Your instructions »
Each line below is to be written out in full, exactly as shown.

Supplied records »

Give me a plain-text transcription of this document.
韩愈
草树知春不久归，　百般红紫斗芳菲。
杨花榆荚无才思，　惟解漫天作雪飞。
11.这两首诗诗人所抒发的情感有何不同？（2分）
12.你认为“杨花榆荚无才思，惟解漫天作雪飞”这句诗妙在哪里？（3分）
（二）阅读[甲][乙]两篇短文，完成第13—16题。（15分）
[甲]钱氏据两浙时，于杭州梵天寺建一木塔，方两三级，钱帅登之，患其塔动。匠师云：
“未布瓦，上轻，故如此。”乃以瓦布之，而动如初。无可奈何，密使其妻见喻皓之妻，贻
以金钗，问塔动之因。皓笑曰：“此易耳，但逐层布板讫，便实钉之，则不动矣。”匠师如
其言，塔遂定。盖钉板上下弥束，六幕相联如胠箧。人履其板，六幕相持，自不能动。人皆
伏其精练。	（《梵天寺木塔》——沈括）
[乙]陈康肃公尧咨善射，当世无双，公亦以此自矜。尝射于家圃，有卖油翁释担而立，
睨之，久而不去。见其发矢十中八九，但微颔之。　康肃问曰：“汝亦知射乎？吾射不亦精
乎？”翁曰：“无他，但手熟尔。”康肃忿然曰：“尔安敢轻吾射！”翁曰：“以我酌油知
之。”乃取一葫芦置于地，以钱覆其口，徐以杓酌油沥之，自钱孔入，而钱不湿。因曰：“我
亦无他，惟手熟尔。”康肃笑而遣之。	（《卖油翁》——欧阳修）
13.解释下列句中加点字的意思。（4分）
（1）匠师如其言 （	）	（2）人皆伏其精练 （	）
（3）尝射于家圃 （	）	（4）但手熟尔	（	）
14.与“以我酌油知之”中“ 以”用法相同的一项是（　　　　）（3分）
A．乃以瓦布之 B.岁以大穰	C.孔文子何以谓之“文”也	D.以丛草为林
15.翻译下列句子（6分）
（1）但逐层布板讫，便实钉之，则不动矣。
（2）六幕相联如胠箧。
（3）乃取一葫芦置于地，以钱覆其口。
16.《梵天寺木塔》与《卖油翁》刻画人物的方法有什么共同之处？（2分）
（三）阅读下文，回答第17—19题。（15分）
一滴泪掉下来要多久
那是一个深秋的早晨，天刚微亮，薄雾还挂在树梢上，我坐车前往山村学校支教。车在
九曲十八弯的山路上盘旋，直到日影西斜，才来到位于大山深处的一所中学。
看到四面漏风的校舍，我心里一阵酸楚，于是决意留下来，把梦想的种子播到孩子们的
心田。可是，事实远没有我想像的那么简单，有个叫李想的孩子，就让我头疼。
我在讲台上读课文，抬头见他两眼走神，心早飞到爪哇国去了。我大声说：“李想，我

Reply »
Give me a plain-text transcription of this document.
韩愈
草树知春不久归，　百般红紫斗芳菲。
杨花榆荚无才思，　惟解漫天作雪飞。
11.这两首诗诗人所抒发的情感有何不同？（2分）
12.你认为“杨花榆荚无才思，惟解漫天作雪飞”这句诗妙在哪里？（3分）
（二）阅读[甲][乙]两篇短文，完成第13—16题。（15分）
[甲]钱氏据两浙时，于杭州梵天寺建一木塔，方两三级，钱帅登之，患其塔动。匠师云：
“未布瓦，上轻，故如此。”乃以瓦布之，而动如初。无可奈何，密使其妻见喻皓之妻，贻
以金钗，问塔动之因。皓笑曰：“此易耳，但逐层布板讫，便实钉之，则不动矣。”匠师如
其言，塔遂定。盖钉板上下弥束，六幕相联如胠箧。人履其板，六幕相持，自不能动。人皆
伏其精练。	（《梵天寺木塔》——沈括）
[乙]陈康肃公尧咨善射，当世无双，公亦以此自矜。尝射于家圃，有卖油翁释担而立，
睨之，久而不去。见其发矢十中八九，但微颔之。　康肃问曰：“汝亦知射乎？吾射不亦精
乎？”翁曰：“无他，但手熟尔。”康肃忿然曰：“尔安敢轻吾射！”翁曰：“以我酌油知
之。”乃取一葫芦置于地，以钱覆其口，徐以杓酌油沥之，自钱孔入，而钱不湿。因曰：“我
亦无他，惟手熟尔。”康肃笑而遣之。	（《卖油翁》——欧阳修）
13.解释下列句中加点字的意思。（4分）
（1）匠师如其言 （	）	（2）人皆伏其精练 （	）
（3）尝射于家圃 （	）	（4）但手熟尔	（	）
14.与“以我酌油知之”中“ 以”用法相同的一项是（　　　　）（3分）
A．乃以瓦布之 B.岁以大穰	C.孔文子何以谓之“文”也	D.以丛草为林
15.翻译下列句子（6分）
（1）但逐层布板讫，便实钉之，则不动矣。
（2）六幕相联如胠箧。
（3）乃取一葫芦置于地，以钱覆其口。
16.《梵天寺木塔》与《卖油翁》刻画人物的方法有什么共同之处？（2分）
（三）阅读下文，回答第17—19题。（15分）
一滴泪掉下来要多久
那是一个深秋的早晨，天刚微亮，薄雾还挂在树梢上，我坐车前往山村学校支教。车在
九曲十八弯的山路上盘旋，直到日影西斜，才来到位于大山深处的一所中学。
看到四面漏风的校舍，我心里一阵酸楚，于是决意留下来，把梦想的种子播到孩子们的
心田。可是，事实远没有我想像的那么简单，有个叫李想的孩子，就让我头疼。
我在讲台上读课文，抬头见他两眼走神，心早飞到爪哇国去了。我大声说：“李想，我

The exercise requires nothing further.